[STATED TASK]
Search the data for the string "true" and gather each line it is in.

[ROWS]
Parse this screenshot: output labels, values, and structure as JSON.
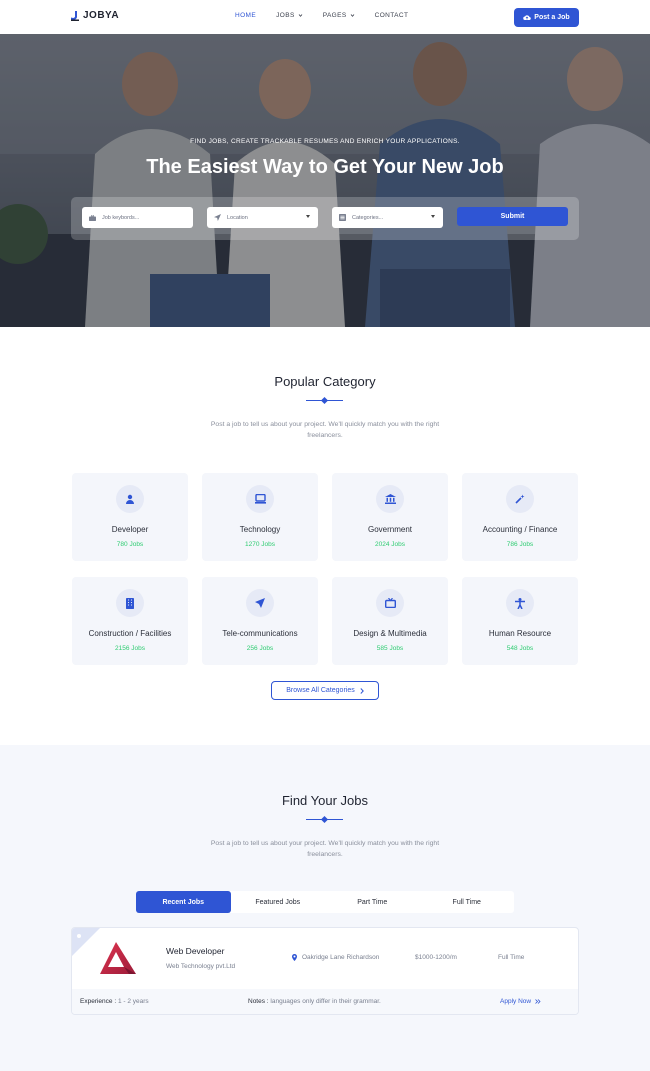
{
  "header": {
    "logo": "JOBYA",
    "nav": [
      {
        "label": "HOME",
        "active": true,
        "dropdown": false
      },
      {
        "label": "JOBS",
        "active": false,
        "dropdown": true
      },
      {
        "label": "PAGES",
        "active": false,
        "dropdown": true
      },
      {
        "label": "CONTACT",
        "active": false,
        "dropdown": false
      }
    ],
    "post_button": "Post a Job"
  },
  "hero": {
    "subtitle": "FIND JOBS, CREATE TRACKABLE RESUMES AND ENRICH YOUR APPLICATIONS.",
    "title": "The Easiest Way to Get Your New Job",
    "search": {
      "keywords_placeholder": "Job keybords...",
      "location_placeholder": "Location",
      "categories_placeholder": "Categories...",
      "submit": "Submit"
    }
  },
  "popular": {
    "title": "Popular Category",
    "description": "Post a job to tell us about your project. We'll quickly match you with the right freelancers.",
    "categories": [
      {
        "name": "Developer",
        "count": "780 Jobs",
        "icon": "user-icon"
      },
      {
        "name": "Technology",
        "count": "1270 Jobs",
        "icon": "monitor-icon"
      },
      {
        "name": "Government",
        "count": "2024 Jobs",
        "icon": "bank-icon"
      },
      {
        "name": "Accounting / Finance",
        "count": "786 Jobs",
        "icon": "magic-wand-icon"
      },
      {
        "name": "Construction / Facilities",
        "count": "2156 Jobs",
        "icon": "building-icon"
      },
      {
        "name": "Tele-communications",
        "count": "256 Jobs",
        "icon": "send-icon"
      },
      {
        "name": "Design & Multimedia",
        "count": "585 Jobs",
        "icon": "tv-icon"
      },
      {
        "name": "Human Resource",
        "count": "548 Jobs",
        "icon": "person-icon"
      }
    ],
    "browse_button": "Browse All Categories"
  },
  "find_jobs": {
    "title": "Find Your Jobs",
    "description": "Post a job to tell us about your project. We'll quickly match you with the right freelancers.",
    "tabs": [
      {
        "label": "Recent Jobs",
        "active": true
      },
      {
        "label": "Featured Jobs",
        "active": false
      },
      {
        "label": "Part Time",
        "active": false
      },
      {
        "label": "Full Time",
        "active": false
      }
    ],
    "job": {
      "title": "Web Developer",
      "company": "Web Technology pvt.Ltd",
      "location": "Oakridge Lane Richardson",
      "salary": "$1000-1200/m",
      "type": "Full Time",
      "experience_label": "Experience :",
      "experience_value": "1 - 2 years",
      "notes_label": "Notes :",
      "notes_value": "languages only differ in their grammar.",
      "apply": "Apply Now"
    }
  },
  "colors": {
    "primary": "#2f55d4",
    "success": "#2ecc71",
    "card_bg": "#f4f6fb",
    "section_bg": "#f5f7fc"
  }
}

[WORKED ANSWER]
        "active": true,
        "dropdown": true
        "dropdown": true
        "active": true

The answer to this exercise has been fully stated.